→ Work instructions
Output all of the entries below precisely as written.

→ Rows
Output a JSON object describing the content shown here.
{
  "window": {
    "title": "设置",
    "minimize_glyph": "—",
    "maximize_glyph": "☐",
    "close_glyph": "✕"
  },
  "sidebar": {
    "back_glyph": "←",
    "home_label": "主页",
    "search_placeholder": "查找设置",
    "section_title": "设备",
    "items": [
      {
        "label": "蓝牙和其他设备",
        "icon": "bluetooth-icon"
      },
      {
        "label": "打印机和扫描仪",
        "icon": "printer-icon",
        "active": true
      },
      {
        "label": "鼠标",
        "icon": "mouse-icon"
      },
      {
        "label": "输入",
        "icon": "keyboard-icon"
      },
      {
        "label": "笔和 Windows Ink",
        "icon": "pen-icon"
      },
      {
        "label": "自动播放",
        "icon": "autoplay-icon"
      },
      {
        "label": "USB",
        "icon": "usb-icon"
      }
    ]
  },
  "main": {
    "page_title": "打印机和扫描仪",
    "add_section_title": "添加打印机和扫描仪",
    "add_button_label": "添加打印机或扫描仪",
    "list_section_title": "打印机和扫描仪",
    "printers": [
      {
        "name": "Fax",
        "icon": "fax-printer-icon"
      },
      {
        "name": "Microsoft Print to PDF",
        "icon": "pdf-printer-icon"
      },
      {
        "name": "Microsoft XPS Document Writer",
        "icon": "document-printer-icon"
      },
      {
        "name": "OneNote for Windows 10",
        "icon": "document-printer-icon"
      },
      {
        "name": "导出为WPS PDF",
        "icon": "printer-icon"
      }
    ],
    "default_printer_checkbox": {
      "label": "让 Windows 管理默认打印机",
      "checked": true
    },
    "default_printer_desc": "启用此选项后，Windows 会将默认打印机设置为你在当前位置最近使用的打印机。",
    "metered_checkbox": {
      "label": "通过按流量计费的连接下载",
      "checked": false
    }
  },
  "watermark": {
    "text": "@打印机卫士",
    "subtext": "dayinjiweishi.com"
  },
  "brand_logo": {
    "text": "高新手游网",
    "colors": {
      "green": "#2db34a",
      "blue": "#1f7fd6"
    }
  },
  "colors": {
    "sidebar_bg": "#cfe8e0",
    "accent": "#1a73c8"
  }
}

→ In response
Output a JSON object describing the content shown here.
{
  "window": {
    "title": "设置",
    "minimize_glyph": "—",
    "maximize_glyph": "☐",
    "close_glyph": "✕"
  },
  "sidebar": {
    "back_glyph": "←",
    "home_label": "主页",
    "search_placeholder": "查找设置",
    "section_title": "设备",
    "items": [
      {
        "label": "蓝牙和其他设备",
        "icon": "bluetooth-icon"
      },
      {
        "label": "打印机和扫描仪",
        "icon": "printer-icon",
        "active": true
      },
      {
        "label": "鼠标",
        "icon": "mouse-icon"
      },
      {
        "label": "输入",
        "icon": "keyboard-icon"
      },
      {
        "label": "笔和 Windows Ink",
        "icon": "pen-icon"
      },
      {
        "label": "自动播放",
        "icon": "autoplay-icon"
      },
      {
        "label": "USB",
        "icon": "usb-icon"
      }
    ]
  },
  "main": {
    "page_title": "打印机和扫描仪",
    "add_section_title": "添加打印机和扫描仪",
    "add_button_label": "添加打印机或扫描仪",
    "list_section_title": "打印机和扫描仪",
    "printers": [
      {
        "name": "Fax",
        "icon": "fax-printer-icon"
      },
      {
        "name": "Microsoft Print to PDF",
        "icon": "pdf-printer-icon"
      },
      {
        "name": "Microsoft XPS Document Writer",
        "icon": "document-printer-icon"
      },
      {
        "name": "OneNote for Windows 10",
        "icon": "document-printer-icon"
      },
      {
        "name": "导出为WPS PDF",
        "icon": "printer-icon"
      }
    ],
    "default_printer_checkbox": {
      "label": "让 Windows 管理默认打印机",
      "checked": true
    },
    "default_printer_desc": "启用此选项后，Windows 会将默认打印机设置为你在当前位置最近使用的打印机。",
    "metered_checkbox": {
      "label": "通过按流量计费的连接下载",
      "checked": false
    }
  },
  "watermark": {
    "text": "@打印机卫士",
    "subtext": "dayinjiweishi.com"
  },
  "brand_logo": {
    "text": "高新手游网",
    "colors": {
      "green": "#2db34a",
      "blue": "#1f7fd6"
    }
  },
  "colors": {
    "sidebar_bg": "#cfe8e0",
    "accent": "#1a73c8"
  }
}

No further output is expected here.